Retype every entry word for word.

________________________

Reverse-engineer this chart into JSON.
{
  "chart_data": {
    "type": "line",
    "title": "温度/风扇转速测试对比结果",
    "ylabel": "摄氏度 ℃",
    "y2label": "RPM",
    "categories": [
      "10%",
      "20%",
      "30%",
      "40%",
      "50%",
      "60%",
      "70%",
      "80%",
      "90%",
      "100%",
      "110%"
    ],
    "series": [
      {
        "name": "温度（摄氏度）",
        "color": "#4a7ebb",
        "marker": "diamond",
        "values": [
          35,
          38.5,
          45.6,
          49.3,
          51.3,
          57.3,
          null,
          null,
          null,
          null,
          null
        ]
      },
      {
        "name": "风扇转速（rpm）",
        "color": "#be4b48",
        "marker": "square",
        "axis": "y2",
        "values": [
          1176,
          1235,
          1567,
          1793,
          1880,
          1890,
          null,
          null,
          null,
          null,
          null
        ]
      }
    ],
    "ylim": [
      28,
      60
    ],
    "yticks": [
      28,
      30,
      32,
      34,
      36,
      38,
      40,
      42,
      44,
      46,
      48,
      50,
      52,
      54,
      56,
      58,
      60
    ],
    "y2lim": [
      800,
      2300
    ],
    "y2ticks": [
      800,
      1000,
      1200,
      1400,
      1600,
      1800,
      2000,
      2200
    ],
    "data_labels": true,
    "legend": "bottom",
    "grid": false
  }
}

________________________

RESULT OF THE EXERCISE ->
Reverse-engineer this chart into JSON.
{
  "chart_data": {
    "type": "line",
    "title": "温度/风扇转速测试对比结果",
    "ylabel": "摄氏度 ℃",
    "y2label": "RPM",
    "categories": [
      "10%",
      "20%",
      "30%",
      "40%",
      "50%",
      "60%",
      "70%",
      "80%",
      "90%",
      "100%",
      "110%"
    ],
    "series": [
      {
        "name": "温度（摄氏度）",
        "color": "#4a7ebb",
        "marker": "diamond",
        "values": [
          35,
          38.5,
          45.6,
          49.3,
          51.3,
          57.3,
          null,
          null,
          null,
          null,
          null
        ]
      },
      {
        "name": "风扇转速（rpm）",
        "color": "#be4b48",
        "marker": "square",
        "axis": "y2",
        "values": [
          1176,
          1235,
          1567,
          1793,
          1880,
          1890,
          null,
          null,
          null,
          null,
          null
        ]
      }
    ],
    "ylim": [
      28,
      60
    ],
    "yticks": [
      28,
      30,
      32,
      34,
      36,
      38,
      40,
      42,
      44,
      46,
      48,
      50,
      52,
      54,
      56,
      58,
      60
    ],
    "y2lim": [
      800,
      2300
    ],
    "y2ticks": [
      800,
      1000,
      1200,
      1400,
      1600,
      1800,
      2000,
      2200
    ],
    "data_labels": true,
    "legend": "bottom",
    "grid": false
  }
}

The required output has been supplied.